(TASK OBJECTIVE) Repeat the full listing below verbatim and keep the images out.

--- Begin EXCERPTED RECORDS ---

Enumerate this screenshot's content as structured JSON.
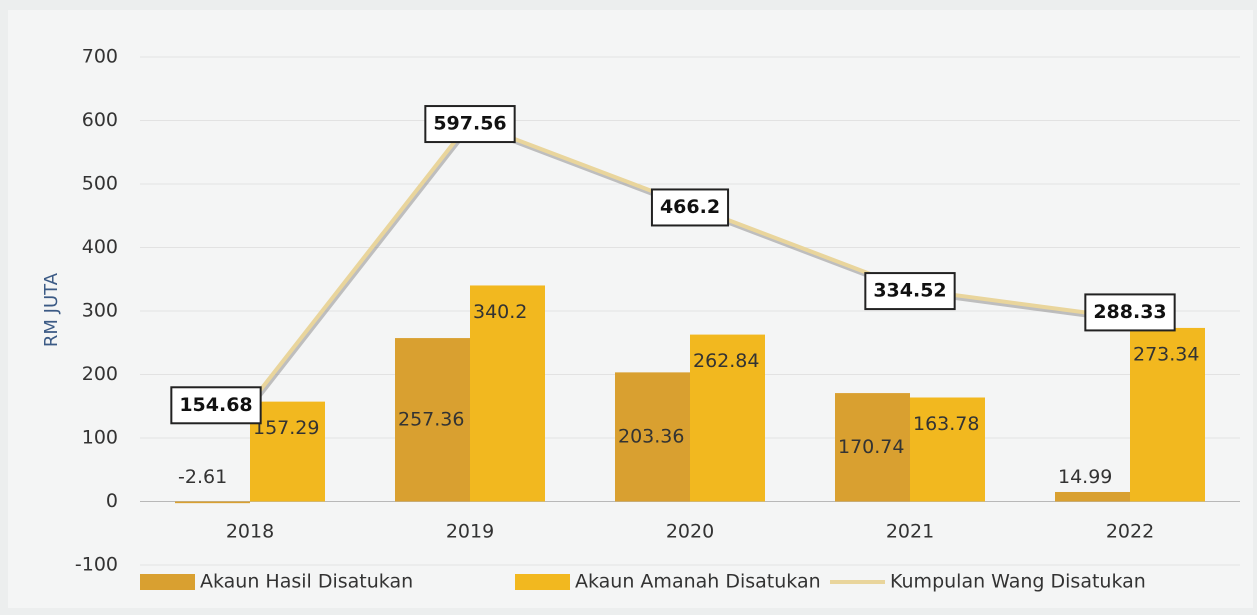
{
  "chart_data": {
    "type": "bar+line",
    "y_axis_label": "RM JUTA",
    "categories": [
      "2018",
      "2019",
      "2020",
      "2021",
      "2022"
    ],
    "series": [
      {
        "name": "Akaun Hasil Disatukan",
        "type": "bar",
        "color": "#d9a030",
        "values": [
          -2.61,
          257.36,
          203.36,
          170.74,
          14.99
        ]
      },
      {
        "name": "Akaun Amanah Disatukan",
        "type": "bar",
        "color": "#f2b81f",
        "values": [
          157.29,
          340.2,
          262.84,
          163.78,
          273.34
        ]
      },
      {
        "name": "Kumpulan Wang Disatukan",
        "type": "line",
        "color": "#e9d59c",
        "values": [
          154.68,
          597.56,
          466.2,
          334.52,
          288.33
        ]
      }
    ],
    "ylim": [
      -100,
      700
    ],
    "yticks": [
      -100,
      0,
      100,
      200,
      300,
      400,
      500,
      600,
      700
    ],
    "grid": true,
    "legend": "bottom"
  }
}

--- End EXCERPTED RECORDS ---

(TASK RESPONSE)
Enumerate this screenshot's content as structured JSON.
{
  "chart_data": {
    "type": "bar+line",
    "y_axis_label": "RM JUTA",
    "categories": [
      "2018",
      "2019",
      "2020",
      "2021",
      "2022"
    ],
    "series": [
      {
        "name": "Akaun Hasil Disatukan",
        "type": "bar",
        "color": "#d9a030",
        "values": [
          -2.61,
          257.36,
          203.36,
          170.74,
          14.99
        ]
      },
      {
        "name": "Akaun Amanah Disatukan",
        "type": "bar",
        "color": "#f2b81f",
        "values": [
          157.29,
          340.2,
          262.84,
          163.78,
          273.34
        ]
      },
      {
        "name": "Kumpulan Wang Disatukan",
        "type": "line",
        "color": "#e9d59c",
        "values": [
          154.68,
          597.56,
          466.2,
          334.52,
          288.33
        ]
      }
    ],
    "ylim": [
      -100,
      700
    ],
    "yticks": [
      -100,
      0,
      100,
      200,
      300,
      400,
      500,
      600,
      700
    ],
    "grid": true,
    "legend": "bottom"
  }
}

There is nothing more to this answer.